■ **Given instruction**
Pull out every line below that contains the word "investigaciones".

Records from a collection
╔══
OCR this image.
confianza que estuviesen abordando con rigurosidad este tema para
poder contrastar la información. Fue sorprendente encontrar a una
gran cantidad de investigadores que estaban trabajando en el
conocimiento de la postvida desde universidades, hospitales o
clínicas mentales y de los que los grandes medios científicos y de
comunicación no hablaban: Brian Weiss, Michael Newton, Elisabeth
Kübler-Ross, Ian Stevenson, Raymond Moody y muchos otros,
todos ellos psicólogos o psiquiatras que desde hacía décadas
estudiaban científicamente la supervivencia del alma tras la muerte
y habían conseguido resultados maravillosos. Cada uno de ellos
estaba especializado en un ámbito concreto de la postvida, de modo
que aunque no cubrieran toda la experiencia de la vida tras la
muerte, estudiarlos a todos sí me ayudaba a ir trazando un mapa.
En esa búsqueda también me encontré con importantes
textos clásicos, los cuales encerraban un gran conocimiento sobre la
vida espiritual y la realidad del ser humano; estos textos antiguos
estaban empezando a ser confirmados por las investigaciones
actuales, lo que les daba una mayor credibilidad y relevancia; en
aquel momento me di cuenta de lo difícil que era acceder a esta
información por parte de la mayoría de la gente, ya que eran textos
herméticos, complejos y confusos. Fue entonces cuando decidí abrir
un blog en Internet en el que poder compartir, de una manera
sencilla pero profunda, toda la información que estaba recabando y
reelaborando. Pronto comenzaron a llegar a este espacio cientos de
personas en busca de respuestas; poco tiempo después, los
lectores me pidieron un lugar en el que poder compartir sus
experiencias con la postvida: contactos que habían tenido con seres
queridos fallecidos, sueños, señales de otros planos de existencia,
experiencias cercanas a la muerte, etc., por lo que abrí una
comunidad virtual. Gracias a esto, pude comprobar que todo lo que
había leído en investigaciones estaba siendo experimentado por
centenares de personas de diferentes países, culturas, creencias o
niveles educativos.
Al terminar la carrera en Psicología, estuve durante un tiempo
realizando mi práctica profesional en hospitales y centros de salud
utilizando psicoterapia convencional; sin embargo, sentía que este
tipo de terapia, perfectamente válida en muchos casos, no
╚══
■ **Solution to the exercise**
estaban empezando a ser confirmados por las investigaciones
había leído en investigaciones estaba siendo experimentado por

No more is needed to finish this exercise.